» Entries provided:

[start]

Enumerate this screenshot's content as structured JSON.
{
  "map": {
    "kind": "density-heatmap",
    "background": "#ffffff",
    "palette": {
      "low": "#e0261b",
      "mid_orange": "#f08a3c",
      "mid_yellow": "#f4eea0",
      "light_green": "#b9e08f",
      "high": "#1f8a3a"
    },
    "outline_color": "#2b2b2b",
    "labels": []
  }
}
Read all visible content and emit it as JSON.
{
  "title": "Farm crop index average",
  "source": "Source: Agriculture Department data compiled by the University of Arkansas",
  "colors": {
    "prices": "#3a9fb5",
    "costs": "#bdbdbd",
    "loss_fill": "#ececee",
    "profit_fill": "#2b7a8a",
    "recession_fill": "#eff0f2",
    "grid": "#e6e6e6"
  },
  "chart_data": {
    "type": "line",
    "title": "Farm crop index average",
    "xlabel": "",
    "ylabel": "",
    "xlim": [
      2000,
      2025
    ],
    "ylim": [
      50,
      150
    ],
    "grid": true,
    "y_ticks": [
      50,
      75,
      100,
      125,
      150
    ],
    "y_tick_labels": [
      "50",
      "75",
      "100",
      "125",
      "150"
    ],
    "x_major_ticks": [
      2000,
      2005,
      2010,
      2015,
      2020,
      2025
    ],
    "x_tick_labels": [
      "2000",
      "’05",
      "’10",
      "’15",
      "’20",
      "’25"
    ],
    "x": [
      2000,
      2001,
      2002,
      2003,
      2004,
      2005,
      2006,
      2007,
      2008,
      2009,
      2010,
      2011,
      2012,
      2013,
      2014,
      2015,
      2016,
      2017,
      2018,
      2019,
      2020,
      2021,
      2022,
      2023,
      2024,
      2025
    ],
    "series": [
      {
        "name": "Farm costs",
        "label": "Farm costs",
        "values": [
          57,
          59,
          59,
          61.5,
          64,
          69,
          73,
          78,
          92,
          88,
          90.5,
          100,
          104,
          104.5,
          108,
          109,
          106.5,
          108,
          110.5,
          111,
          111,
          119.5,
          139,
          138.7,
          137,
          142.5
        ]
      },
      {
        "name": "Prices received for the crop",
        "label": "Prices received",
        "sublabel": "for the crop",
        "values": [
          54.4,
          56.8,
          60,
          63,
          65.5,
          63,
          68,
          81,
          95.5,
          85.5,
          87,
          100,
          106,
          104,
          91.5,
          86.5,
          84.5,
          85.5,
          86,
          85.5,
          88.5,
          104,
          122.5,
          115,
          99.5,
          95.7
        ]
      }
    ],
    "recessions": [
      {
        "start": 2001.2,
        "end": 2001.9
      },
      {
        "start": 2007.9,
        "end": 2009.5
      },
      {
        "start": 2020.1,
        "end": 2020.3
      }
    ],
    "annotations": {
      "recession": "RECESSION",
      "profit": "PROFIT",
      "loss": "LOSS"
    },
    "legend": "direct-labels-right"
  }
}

[end]

» Written instruction:
Reproduce each line from the records that contains the word "Farm".

» Right answer:
  "title": "Farm crop index average",
    "title": "Farm crop index average",
        "name": "Farm costs",
        "label": "Farm costs",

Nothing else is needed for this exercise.